EXERCISE REQUIREMENTS
Omit the pictures, then write out every entry exactly as it reads.

RECORDS TO PROCESS

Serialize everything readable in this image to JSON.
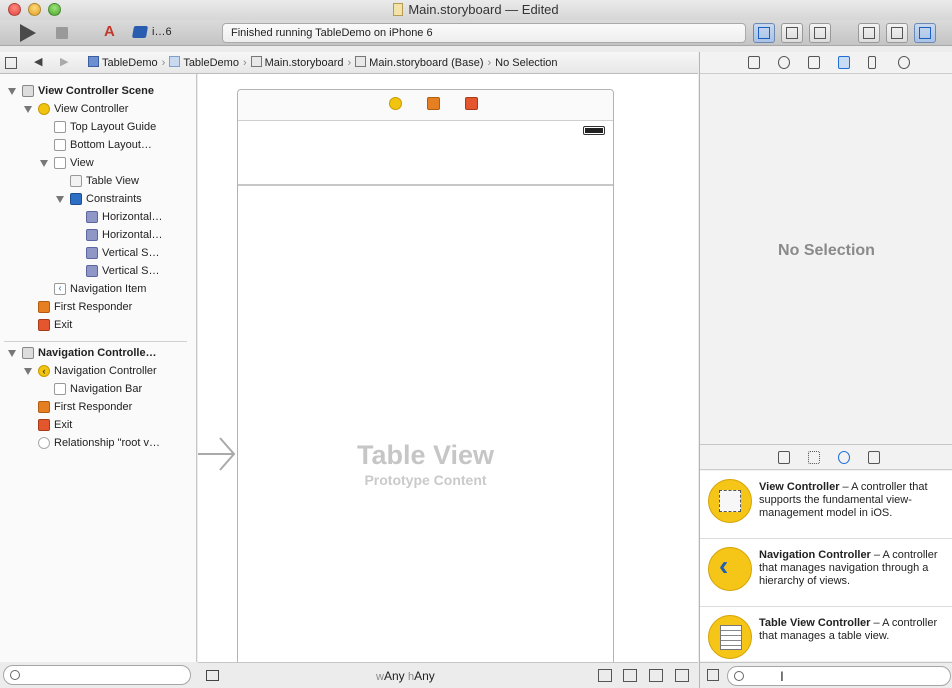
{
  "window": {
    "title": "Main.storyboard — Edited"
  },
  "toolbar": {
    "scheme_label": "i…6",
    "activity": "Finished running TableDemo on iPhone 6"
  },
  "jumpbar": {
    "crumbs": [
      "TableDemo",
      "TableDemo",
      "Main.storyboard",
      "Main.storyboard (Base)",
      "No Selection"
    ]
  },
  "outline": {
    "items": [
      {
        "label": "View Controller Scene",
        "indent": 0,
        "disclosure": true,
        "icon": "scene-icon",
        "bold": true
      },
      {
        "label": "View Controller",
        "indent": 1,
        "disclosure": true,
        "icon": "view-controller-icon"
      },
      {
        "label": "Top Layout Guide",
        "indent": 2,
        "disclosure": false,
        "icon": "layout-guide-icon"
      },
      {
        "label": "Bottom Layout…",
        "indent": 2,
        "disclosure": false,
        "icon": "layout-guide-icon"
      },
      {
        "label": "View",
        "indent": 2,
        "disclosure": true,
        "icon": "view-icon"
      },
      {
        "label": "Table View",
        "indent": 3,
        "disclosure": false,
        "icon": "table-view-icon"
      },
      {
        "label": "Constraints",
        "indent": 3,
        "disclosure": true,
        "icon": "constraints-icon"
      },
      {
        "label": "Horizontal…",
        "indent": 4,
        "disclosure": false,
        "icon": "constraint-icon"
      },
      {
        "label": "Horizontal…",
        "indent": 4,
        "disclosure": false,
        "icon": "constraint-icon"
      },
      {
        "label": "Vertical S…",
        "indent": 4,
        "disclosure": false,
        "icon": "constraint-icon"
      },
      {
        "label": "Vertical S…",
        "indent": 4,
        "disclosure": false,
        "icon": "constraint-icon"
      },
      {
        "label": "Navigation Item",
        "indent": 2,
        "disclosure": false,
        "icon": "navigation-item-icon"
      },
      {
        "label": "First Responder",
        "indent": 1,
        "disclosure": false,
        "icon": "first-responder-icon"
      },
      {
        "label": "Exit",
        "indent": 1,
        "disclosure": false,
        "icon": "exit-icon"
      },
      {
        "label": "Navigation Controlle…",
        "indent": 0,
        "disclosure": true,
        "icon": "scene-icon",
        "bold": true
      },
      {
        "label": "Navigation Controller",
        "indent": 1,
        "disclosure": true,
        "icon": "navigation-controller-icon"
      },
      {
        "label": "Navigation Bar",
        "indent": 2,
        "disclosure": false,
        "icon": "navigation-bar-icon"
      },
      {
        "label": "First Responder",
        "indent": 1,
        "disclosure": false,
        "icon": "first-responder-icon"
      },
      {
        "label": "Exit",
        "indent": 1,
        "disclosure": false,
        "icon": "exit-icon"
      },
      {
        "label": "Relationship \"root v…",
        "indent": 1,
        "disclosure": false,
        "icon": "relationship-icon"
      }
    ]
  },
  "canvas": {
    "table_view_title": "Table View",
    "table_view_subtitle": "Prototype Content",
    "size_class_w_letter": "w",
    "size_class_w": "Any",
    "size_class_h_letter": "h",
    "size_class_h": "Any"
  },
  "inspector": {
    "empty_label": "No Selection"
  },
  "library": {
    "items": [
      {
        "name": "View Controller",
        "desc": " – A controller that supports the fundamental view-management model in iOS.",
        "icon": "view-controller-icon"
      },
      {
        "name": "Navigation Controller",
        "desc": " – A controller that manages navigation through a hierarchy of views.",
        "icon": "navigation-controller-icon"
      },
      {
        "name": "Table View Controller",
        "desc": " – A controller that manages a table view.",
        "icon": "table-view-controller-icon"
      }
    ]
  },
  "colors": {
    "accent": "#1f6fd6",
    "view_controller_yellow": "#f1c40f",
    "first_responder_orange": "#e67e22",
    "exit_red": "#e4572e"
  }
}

REPLY
Serialize everything readable in this image to JSON.
{
  "window": {
    "title": "Main.storyboard — Edited"
  },
  "toolbar": {
    "scheme_label": "i…6",
    "activity": "Finished running TableDemo on iPhone 6"
  },
  "jumpbar": {
    "crumbs": [
      "TableDemo",
      "TableDemo",
      "Main.storyboard",
      "Main.storyboard (Base)",
      "No Selection"
    ]
  },
  "outline": {
    "items": [
      {
        "label": "View Controller Scene",
        "indent": 0,
        "disclosure": true,
        "icon": "scene-icon",
        "bold": true
      },
      {
        "label": "View Controller",
        "indent": 1,
        "disclosure": true,
        "icon": "view-controller-icon"
      },
      {
        "label": "Top Layout Guide",
        "indent": 2,
        "disclosure": false,
        "icon": "layout-guide-icon"
      },
      {
        "label": "Bottom Layout…",
        "indent": 2,
        "disclosure": false,
        "icon": "layout-guide-icon"
      },
      {
        "label": "View",
        "indent": 2,
        "disclosure": true,
        "icon": "view-icon"
      },
      {
        "label": "Table View",
        "indent": 3,
        "disclosure": false,
        "icon": "table-view-icon"
      },
      {
        "label": "Constraints",
        "indent": 3,
        "disclosure": true,
        "icon": "constraints-icon"
      },
      {
        "label": "Horizontal…",
        "indent": 4,
        "disclosure": false,
        "icon": "constraint-icon"
      },
      {
        "label": "Horizontal…",
        "indent": 4,
        "disclosure": false,
        "icon": "constraint-icon"
      },
      {
        "label": "Vertical S…",
        "indent": 4,
        "disclosure": false,
        "icon": "constraint-icon"
      },
      {
        "label": "Vertical S…",
        "indent": 4,
        "disclosure": false,
        "icon": "constraint-icon"
      },
      {
        "label": "Navigation Item",
        "indent": 2,
        "disclosure": false,
        "icon": "navigation-item-icon"
      },
      {
        "label": "First Responder",
        "indent": 1,
        "disclosure": false,
        "icon": "first-responder-icon"
      },
      {
        "label": "Exit",
        "indent": 1,
        "disclosure": false,
        "icon": "exit-icon"
      },
      {
        "label": "Navigation Controlle…",
        "indent": 0,
        "disclosure": true,
        "icon": "scene-icon",
        "bold": true
      },
      {
        "label": "Navigation Controller",
        "indent": 1,
        "disclosure": true,
        "icon": "navigation-controller-icon"
      },
      {
        "label": "Navigation Bar",
        "indent": 2,
        "disclosure": false,
        "icon": "navigation-bar-icon"
      },
      {
        "label": "First Responder",
        "indent": 1,
        "disclosure": false,
        "icon": "first-responder-icon"
      },
      {
        "label": "Exit",
        "indent": 1,
        "disclosure": false,
        "icon": "exit-icon"
      },
      {
        "label": "Relationship \"root v…",
        "indent": 1,
        "disclosure": false,
        "icon": "relationship-icon"
      }
    ]
  },
  "canvas": {
    "table_view_title": "Table View",
    "table_view_subtitle": "Prototype Content",
    "size_class_w_letter": "w",
    "size_class_w": "Any",
    "size_class_h_letter": "h",
    "size_class_h": "Any"
  },
  "inspector": {
    "empty_label": "No Selection"
  },
  "library": {
    "items": [
      {
        "name": "View Controller",
        "desc": " – A controller that supports the fundamental view-management model in iOS.",
        "icon": "view-controller-icon"
      },
      {
        "name": "Navigation Controller",
        "desc": " – A controller that manages navigation through a hierarchy of views.",
        "icon": "navigation-controller-icon"
      },
      {
        "name": "Table View Controller",
        "desc": " – A controller that manages a table view.",
        "icon": "table-view-controller-icon"
      }
    ]
  },
  "colors": {
    "accent": "#1f6fd6",
    "view_controller_yellow": "#f1c40f",
    "first_responder_orange": "#e67e22",
    "exit_red": "#e4572e"
  }
}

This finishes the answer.